Gib aus dem Blogtext die Stelle von „Die Kunst des“ bis einschließlich „als tägliches Ritual.“ wortgetreu wieder.

Textabschnitt
▬▬▬▬▬▬▬▬▬▬

Es gibt Tage, da bin ich stolz auf das, was ich geschafft habe. Leider sind das meist Tage, die ich falsch erinnere. Realitätsabgleich: Ich habe angefangen, meine Kleidung auszusortieren, habe dann aber irgendwo zwischen zwei Pullovern die Motivation verlegt. Die Unterlagen für meine Steuererklärung liegen fein gestapelt auf dem Esstisch, damit ich sie nicht vergesse – was super klappt, weil ich inzwischen einfach woanders esse. Auch diverse Bücher wurden angelesen, diverse Filme angeguckt bis zur „Handlung“, und mein Schreibtisch sieht aus wie der Tatort eines unerklärten Versagens. Dazu zählt eigentlich auch mein Kleiderschrank – aber dieses Chaos ist geordnet – denn angezogen bin ich täglich und das in der Regel nicht nur halb, sondern komplett. Vielleicht liebe ich Mode deshalb so: Sie ist das Einzige, was bei mir morgens nicht unentschlossen wirkt.

Die Kunst des Anfangens (und dann einfach was anderes machen)

Ich bin offenbar richtig gut darin, Dinge anzufangen. Dinge auch wirklich zu Ende zu bringen? Naja. Vielleicht ein andermal. Wenn ich richtig drüber nachdenke, würde ich wahrscheinlich nicht mal pünktlich zur Arbeit kommen, wenn mich der Stau nicht jeden Morgen wie ein Förderband in Richtung Eingangstür schieben würde. Und selbst dann dauert es nochmal eine halbe Stunde, bis mein Kopf dort ist, wo mein Körper schon steht.

Wäsche aufhängen? Klar. Also zumindest so halb. Die andere Hälfte liegt dann wie ein stilles Mahnmal im Wäschekorb, der ironischerweise direkt daneben steht.

Autorin in urbaner Umgebung mit grünem Mini-Bag und Statement-Kette – Mode als tägliches Ritual.

Die Hose, die zurückkam – mit Ansage

Die rote Hose also. Die habe ich im letzten Jahr bei Massimo Dutti in Madrid gesehen. Ich stand da – vor dem Spiegel in der Umkleide – und dachte: Wow. Und gleichzeitig: Du hast doch schon genug Hosen. Also ließ ich sie dort hängen. Zudem bin ich das erste Mal in meinem Leben nur mit Handgepäck gereist. Vernunft kann so grausam sein und sie kommt bei mir immer an in den falschen Momenten zum Tragen. Denn der Gedanke an die Hose ließ mich zu Hause natürlich nicht mehr los. Ich habe dann online gesucht. Und gesucht. Und gesucht. Wie eine mittelmäßig besessene Archäologin auf der Jagd nach verlorenen Kulturgütern. Und irgendwann Anfang August hatte ich sie gefunden. Bestellt. Endlich. Schon fast zu spät, wenn man bedenkt, dass im August die Tage wieder kürzer werden und dieser Monat von eher durchwachsenem Wetter geprägt ist.

Also ja, ausgerechnet diese Hose ist mein seltenes Beispiel für etwas, das ich nicht im halbfertigen Zustand gelassen habe. Wahrscheinlich trage ich sie deshalb mit einer Extraportion Stolz. Und Trotz. Zudem ist es ein Zweiteiler und das Leid des Handgepäckreisens habe ich euch natürlich bereits in einem Blogpost geklagt.

▬▬▬▬▬▬▬▬▬▬

Eine Reihe von Einträgen:
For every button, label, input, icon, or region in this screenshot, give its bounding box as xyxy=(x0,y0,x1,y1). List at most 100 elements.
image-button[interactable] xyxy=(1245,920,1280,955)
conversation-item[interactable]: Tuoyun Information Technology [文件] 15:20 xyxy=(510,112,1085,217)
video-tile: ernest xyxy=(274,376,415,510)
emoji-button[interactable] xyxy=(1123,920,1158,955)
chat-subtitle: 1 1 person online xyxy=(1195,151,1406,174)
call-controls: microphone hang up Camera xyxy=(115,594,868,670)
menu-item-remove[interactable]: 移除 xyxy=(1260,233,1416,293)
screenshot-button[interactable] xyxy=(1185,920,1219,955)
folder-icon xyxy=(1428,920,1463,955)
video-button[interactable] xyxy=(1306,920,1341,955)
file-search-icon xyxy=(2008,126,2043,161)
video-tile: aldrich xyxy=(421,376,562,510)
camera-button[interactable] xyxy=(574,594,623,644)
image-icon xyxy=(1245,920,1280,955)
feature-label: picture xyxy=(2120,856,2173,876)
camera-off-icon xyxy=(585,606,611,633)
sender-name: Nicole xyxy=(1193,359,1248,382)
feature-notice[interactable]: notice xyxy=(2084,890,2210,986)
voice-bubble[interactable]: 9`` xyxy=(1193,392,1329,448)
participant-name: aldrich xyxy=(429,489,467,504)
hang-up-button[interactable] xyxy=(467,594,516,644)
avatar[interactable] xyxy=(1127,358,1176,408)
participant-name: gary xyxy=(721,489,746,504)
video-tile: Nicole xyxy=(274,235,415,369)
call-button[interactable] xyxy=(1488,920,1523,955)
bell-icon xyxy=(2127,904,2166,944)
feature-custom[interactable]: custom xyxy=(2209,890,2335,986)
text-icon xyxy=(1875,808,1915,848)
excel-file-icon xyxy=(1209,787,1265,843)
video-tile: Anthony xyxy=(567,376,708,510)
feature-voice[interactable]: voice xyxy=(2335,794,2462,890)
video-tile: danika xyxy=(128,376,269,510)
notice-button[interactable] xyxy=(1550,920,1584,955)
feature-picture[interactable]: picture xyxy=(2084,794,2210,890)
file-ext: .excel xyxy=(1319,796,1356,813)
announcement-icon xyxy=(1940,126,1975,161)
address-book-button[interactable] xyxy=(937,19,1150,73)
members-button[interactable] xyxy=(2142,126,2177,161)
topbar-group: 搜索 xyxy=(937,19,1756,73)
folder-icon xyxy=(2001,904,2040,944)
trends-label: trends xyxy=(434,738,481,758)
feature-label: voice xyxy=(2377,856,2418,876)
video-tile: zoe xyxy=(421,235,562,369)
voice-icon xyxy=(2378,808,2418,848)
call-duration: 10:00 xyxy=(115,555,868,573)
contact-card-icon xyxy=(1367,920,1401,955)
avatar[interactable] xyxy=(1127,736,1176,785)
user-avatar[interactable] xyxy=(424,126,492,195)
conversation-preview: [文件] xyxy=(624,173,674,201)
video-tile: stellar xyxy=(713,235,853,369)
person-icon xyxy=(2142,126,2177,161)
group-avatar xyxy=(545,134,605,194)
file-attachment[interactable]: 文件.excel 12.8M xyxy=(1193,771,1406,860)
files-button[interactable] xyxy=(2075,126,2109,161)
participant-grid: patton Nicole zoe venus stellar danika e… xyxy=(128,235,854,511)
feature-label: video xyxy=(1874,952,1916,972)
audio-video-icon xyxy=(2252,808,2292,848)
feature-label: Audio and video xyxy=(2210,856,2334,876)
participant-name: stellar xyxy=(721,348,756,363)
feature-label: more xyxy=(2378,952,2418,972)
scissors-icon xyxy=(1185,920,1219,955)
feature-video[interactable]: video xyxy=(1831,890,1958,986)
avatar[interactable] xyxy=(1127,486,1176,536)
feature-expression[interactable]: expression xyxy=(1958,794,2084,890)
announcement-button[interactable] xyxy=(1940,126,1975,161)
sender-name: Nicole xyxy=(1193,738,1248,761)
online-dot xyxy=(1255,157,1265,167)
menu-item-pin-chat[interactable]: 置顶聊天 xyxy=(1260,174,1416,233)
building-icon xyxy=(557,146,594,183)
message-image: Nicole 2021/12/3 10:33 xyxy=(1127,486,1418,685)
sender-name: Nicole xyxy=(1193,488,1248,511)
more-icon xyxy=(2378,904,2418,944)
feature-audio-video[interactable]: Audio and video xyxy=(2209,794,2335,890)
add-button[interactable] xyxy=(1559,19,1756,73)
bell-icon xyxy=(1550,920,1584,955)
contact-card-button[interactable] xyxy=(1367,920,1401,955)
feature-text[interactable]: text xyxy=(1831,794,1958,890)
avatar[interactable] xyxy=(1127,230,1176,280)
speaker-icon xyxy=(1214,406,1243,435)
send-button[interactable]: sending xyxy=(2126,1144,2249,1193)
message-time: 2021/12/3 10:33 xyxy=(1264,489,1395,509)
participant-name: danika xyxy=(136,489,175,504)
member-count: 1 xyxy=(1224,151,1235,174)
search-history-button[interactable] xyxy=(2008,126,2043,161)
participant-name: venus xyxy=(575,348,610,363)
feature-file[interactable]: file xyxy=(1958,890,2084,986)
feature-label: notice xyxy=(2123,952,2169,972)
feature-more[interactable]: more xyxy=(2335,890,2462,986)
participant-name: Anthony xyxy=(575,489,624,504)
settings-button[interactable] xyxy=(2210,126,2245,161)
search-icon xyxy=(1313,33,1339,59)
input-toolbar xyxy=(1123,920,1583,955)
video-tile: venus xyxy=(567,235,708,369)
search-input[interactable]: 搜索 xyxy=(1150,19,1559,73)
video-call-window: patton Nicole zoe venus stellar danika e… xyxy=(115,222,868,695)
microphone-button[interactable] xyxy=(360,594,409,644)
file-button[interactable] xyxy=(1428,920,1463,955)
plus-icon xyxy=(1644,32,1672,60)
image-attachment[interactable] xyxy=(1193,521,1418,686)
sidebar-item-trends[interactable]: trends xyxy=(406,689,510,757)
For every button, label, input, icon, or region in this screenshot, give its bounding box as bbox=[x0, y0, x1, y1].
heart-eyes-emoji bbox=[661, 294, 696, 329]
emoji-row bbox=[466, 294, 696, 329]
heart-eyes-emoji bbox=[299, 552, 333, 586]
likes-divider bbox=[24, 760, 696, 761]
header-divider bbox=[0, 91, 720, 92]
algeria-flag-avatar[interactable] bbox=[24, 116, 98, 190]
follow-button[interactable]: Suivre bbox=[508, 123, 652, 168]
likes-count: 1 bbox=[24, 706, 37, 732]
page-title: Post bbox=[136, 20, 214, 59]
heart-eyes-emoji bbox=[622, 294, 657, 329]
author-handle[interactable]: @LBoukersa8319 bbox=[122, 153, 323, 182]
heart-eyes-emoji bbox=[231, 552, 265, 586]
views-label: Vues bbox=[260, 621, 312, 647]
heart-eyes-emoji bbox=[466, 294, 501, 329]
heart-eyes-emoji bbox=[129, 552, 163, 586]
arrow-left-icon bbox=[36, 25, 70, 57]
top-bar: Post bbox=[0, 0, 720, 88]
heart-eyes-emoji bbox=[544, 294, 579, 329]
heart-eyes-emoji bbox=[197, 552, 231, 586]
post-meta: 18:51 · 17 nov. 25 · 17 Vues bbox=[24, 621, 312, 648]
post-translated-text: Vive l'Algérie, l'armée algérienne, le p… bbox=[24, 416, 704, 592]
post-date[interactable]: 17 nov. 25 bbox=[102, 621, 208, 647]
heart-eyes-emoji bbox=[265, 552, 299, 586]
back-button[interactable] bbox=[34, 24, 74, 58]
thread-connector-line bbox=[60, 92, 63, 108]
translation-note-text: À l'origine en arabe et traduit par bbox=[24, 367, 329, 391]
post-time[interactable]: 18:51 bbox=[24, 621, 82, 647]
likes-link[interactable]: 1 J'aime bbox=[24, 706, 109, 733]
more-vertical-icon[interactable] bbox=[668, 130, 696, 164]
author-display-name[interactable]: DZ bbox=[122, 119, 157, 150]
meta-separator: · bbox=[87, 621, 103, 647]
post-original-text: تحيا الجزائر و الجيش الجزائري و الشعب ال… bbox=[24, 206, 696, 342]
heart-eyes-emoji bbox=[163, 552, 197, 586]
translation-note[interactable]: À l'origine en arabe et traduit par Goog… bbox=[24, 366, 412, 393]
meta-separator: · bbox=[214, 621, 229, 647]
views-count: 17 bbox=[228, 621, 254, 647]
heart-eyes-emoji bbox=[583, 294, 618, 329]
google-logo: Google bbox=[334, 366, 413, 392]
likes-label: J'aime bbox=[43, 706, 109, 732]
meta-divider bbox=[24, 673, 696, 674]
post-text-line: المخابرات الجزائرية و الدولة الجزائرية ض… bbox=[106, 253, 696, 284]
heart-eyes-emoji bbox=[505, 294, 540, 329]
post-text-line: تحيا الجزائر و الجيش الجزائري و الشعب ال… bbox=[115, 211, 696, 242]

▬▬▬▬▬▬▬▬▬▬

Ergebnis
Die Kunst des Anfangens (und dann einfach was anderes machen)

Ich bin offenbar richtig gut darin, Dinge anzufangen. Dinge auch wirklich zu Ende zu bringen? Naja. Vielleicht ein andermal. Wenn ich richtig drüber nachdenke, würde ich wahrscheinlich nicht mal pünktlich zur Arbeit kommen, wenn mich der Stau nicht jeden Morgen wie ein Förderband in Richtung Eingangstür schieben würde. Und selbst dann dauert es nochmal eine halbe Stunde, bis mein Kopf dort ist, wo mein Körper schon steht.

Wäsche aufhängen? Klar. Also zumindest so halb. Die andere Hälfte liegt dann wie ein stilles Mahnmal im Wäschekorb, der ironischerweise direkt daneben steht.

Autorin in urbaner Umgebung mit grünem Mini-Bag und Statement-Kette – Mode als tägliches Ritual.